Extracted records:
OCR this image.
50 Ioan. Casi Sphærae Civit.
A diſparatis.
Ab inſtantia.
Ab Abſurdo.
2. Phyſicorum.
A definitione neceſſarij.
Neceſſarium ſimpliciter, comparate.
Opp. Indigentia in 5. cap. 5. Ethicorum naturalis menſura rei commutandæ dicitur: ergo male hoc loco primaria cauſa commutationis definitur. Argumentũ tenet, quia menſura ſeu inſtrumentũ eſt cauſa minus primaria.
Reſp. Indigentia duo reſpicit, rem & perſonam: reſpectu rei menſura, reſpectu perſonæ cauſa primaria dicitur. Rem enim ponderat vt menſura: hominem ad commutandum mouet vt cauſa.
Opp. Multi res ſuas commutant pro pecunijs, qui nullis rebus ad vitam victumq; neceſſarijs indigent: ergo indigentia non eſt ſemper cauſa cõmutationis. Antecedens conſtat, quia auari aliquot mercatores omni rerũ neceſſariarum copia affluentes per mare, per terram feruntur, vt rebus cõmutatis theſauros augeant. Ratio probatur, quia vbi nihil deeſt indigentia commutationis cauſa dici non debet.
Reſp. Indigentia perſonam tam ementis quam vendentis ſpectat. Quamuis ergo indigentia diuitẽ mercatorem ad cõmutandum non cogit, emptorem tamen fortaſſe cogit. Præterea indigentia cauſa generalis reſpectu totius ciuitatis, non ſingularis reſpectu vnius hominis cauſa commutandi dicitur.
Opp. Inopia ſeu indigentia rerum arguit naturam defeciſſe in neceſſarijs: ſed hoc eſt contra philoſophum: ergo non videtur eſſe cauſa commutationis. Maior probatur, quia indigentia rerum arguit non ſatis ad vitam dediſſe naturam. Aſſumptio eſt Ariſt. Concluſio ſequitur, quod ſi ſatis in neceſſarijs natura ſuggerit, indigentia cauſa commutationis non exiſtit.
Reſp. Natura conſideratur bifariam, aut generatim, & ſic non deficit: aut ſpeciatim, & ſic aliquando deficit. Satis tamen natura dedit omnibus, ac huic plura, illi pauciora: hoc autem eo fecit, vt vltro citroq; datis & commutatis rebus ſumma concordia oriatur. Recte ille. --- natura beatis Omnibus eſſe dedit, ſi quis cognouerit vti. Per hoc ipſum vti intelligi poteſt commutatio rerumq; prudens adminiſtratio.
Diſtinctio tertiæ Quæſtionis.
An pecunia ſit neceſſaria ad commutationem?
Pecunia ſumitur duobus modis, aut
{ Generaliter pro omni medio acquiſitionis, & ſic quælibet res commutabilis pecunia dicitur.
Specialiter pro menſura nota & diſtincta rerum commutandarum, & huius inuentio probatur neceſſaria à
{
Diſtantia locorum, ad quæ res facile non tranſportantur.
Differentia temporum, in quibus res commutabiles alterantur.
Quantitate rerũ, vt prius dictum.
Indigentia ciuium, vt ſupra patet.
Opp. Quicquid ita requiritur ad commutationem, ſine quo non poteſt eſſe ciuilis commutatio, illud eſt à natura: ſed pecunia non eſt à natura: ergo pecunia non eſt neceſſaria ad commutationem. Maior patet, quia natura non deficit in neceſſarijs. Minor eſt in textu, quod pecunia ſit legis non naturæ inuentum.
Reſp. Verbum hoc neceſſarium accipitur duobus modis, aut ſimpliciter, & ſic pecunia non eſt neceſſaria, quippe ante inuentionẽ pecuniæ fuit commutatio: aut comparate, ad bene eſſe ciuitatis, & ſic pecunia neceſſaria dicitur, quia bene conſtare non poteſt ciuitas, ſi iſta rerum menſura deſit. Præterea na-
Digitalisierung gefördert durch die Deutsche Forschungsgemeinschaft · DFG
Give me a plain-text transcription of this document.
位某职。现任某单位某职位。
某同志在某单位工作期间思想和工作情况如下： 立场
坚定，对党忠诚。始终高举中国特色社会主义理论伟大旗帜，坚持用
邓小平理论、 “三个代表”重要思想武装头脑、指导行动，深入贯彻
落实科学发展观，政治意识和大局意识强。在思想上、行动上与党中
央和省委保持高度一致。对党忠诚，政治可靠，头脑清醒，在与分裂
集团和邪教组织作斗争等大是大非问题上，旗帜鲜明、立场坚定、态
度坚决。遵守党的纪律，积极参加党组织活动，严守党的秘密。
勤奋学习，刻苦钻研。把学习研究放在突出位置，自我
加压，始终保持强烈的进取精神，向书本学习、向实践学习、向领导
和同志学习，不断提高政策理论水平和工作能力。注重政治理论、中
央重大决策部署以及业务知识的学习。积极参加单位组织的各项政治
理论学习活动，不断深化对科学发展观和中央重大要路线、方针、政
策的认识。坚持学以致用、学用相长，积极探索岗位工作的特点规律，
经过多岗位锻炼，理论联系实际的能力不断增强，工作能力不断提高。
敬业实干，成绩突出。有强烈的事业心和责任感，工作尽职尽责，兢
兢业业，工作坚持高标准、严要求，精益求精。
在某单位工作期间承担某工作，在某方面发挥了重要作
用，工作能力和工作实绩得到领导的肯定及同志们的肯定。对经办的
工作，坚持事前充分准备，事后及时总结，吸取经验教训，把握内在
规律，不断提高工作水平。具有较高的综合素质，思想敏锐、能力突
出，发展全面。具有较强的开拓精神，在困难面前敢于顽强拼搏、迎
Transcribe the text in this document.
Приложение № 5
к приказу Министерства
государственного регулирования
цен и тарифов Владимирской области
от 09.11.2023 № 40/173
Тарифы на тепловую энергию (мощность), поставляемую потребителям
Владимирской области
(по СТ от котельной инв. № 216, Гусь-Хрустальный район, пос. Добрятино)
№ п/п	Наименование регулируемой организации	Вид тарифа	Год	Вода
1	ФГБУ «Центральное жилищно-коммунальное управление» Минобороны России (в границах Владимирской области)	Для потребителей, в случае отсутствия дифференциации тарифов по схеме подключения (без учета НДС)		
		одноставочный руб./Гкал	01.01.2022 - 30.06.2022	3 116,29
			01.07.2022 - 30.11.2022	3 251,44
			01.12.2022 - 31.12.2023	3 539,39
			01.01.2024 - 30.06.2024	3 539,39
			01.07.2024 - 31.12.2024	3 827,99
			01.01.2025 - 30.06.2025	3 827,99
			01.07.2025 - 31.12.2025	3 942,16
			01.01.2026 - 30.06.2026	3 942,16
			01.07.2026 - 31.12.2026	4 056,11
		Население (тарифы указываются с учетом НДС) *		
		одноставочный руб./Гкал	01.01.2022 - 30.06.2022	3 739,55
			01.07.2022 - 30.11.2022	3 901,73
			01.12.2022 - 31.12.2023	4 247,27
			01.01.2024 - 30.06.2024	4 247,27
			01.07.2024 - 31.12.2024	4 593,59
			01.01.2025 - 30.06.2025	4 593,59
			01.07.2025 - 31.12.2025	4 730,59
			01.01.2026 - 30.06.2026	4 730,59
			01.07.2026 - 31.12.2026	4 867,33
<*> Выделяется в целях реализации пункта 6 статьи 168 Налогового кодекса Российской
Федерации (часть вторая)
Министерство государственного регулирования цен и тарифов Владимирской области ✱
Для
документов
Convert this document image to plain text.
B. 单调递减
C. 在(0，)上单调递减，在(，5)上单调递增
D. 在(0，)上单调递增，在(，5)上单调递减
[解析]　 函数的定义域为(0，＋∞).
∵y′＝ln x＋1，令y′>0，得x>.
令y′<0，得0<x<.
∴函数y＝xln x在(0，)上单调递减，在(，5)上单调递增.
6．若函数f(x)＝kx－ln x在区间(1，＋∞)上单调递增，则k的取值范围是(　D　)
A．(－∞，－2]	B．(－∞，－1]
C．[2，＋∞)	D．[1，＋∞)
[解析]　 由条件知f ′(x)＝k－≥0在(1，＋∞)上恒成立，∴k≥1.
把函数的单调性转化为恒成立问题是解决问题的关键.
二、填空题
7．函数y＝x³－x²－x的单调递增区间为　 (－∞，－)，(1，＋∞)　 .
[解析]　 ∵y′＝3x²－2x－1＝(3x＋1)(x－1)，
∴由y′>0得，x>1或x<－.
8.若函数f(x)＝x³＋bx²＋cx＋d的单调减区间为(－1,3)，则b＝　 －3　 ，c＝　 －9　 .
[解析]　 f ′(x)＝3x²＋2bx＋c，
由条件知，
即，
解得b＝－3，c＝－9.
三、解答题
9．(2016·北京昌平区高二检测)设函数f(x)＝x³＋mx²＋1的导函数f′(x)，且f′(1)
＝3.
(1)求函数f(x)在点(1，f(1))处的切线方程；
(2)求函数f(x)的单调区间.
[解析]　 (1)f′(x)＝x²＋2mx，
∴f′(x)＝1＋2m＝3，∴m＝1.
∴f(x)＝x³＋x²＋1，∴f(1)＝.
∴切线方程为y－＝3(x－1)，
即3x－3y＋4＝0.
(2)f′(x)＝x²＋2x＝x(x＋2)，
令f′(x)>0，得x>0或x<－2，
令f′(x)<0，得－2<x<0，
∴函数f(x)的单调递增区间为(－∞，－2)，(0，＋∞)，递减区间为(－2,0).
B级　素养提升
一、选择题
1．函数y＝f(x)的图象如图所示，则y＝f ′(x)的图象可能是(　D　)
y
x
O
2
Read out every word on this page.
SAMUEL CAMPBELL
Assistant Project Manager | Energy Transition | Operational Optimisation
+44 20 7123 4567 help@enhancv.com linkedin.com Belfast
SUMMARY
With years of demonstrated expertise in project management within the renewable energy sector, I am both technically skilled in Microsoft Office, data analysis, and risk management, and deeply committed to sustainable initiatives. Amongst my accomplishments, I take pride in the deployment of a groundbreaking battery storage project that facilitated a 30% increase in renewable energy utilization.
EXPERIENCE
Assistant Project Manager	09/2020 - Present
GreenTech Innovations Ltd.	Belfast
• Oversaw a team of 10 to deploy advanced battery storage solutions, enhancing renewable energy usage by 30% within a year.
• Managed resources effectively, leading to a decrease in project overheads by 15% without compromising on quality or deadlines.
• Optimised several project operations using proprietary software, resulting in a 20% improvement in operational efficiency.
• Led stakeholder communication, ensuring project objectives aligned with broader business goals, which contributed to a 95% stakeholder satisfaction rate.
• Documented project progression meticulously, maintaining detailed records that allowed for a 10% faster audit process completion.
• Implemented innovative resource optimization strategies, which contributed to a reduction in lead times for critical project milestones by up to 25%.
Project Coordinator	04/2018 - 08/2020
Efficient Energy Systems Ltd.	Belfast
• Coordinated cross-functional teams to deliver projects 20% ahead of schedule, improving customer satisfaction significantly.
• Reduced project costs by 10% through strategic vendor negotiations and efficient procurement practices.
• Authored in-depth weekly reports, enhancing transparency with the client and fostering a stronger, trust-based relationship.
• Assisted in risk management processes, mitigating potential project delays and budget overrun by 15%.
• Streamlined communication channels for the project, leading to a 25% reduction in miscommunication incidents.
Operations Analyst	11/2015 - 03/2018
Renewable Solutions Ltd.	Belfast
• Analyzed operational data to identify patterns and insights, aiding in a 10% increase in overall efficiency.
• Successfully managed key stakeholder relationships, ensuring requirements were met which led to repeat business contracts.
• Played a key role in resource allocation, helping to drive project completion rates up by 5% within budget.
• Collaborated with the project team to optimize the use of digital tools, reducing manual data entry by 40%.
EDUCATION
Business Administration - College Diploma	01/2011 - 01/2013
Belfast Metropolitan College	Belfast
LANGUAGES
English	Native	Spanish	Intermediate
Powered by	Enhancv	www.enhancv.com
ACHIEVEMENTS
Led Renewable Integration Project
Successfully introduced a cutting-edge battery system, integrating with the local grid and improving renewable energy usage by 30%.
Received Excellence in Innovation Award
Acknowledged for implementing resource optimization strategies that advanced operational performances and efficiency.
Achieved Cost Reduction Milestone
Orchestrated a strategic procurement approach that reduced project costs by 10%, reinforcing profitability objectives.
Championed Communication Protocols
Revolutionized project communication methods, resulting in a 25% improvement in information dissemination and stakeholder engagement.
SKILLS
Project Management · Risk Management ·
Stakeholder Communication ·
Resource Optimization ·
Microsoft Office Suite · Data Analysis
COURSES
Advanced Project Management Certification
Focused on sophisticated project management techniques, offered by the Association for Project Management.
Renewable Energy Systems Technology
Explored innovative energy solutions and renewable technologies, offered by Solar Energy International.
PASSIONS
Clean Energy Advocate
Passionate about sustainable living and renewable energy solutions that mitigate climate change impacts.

**WHAT THE EXERCISE ASKS:**
Using the listing above, state the number of lines that hold "objectives", with no other text.

**EXERCISE OUTPUT:**
2